### Short exercise
Your task is to output the listing word for word, with pictures excluded.

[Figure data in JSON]
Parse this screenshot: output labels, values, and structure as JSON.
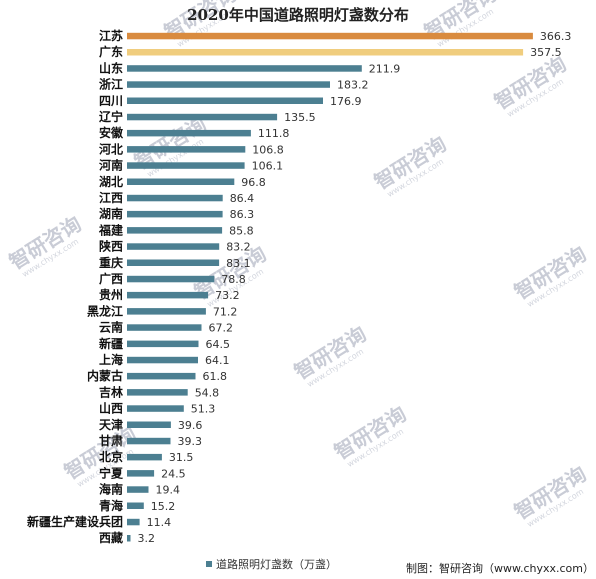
{
  "chart_data": {
    "type": "bar",
    "orientation": "horizontal",
    "title": "2020年中国道路照明灯盏数分布",
    "legend": "道路照明灯盏数（万盏）",
    "legend_position": "bottom",
    "source": "制图：智研咨询（www.chyxx.com）",
    "watermark": "智研咨询",
    "watermark_url": "www.chyxx.com",
    "grid": false,
    "xlim": [
      0,
      370
    ],
    "colors": {
      "default": "#4c7f91",
      "highlight_1": "#d98b3f",
      "highlight_2": "#f0cd7e"
    },
    "categories": [
      "江苏",
      "广东",
      "山东",
      "浙江",
      "四川",
      "辽宁",
      "安徽",
      "河北",
      "河南",
      "湖北",
      "江西",
      "湖南",
      "福建",
      "陕西",
      "重庆",
      "广西",
      "贵州",
      "黑龙江",
      "云南",
      "新疆",
      "上海",
      "内蒙古",
      "吉林",
      "山西",
      "天津",
      "甘肃",
      "北京",
      "宁夏",
      "海南",
      "青海",
      "新疆生产建设兵团",
      "西藏"
    ],
    "values": [
      366.3,
      357.5,
      211.9,
      183.2,
      176.9,
      135.5,
      111.8,
      106.8,
      106.1,
      96.8,
      86.4,
      86.3,
      85.8,
      83.2,
      83.1,
      78.8,
      73.2,
      71.2,
      67.2,
      64.5,
      64.1,
      61.8,
      54.8,
      51.3,
      39.6,
      39.3,
      31.5,
      24.5,
      19.4,
      15.2,
      11.4,
      3.2
    ],
    "value_labels": [
      "366.3",
      "357.5",
      "211.9",
      "183.2",
      "176.9",
      "135.5",
      "111.8",
      "106.8",
      "106.1",
      "96.8",
      "86.4",
      "86.3",
      "85.8",
      "83.2",
      "83.1",
      "78.8",
      "73.2",
      "71.2",
      "67.2",
      "64.5",
      "64.1",
      "61.8",
      "54.8",
      "51.3",
      "39.6",
      "39.3",
      "31.5",
      "24.5",
      "19.4",
      "15.2",
      "11.4",
      "3.2"
    ]
  }
}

### Finished task
Parse this screenshot: output labels, values, and structure as JSON.
{
  "chart_data": {
    "type": "bar",
    "orientation": "horizontal",
    "title": "2020年中国道路照明灯盏数分布",
    "legend": "道路照明灯盏数（万盏）",
    "legend_position": "bottom",
    "source": "制图：智研咨询（www.chyxx.com）",
    "watermark": "智研咨询",
    "watermark_url": "www.chyxx.com",
    "grid": false,
    "xlim": [
      0,
      370
    ],
    "colors": {
      "default": "#4c7f91",
      "highlight_1": "#d98b3f",
      "highlight_2": "#f0cd7e"
    },
    "categories": [
      "江苏",
      "广东",
      "山东",
      "浙江",
      "四川",
      "辽宁",
      "安徽",
      "河北",
      "河南",
      "湖北",
      "江西",
      "湖南",
      "福建",
      "陕西",
      "重庆",
      "广西",
      "贵州",
      "黑龙江",
      "云南",
      "新疆",
      "上海",
      "内蒙古",
      "吉林",
      "山西",
      "天津",
      "甘肃",
      "北京",
      "宁夏",
      "海南",
      "青海",
      "新疆生产建设兵团",
      "西藏"
    ],
    "values": [
      366.3,
      357.5,
      211.9,
      183.2,
      176.9,
      135.5,
      111.8,
      106.8,
      106.1,
      96.8,
      86.4,
      86.3,
      85.8,
      83.2,
      83.1,
      78.8,
      73.2,
      71.2,
      67.2,
      64.5,
      64.1,
      61.8,
      54.8,
      51.3,
      39.6,
      39.3,
      31.5,
      24.5,
      19.4,
      15.2,
      11.4,
      3.2
    ],
    "value_labels": [
      "366.3",
      "357.5",
      "211.9",
      "183.2",
      "176.9",
      "135.5",
      "111.8",
      "106.8",
      "106.1",
      "96.8",
      "86.4",
      "86.3",
      "85.8",
      "83.2",
      "83.1",
      "78.8",
      "73.2",
      "71.2",
      "67.2",
      "64.5",
      "64.1",
      "61.8",
      "54.8",
      "51.3",
      "39.6",
      "39.3",
      "31.5",
      "24.5",
      "19.4",
      "15.2",
      "11.4",
      "3.2"
    ]
  }
}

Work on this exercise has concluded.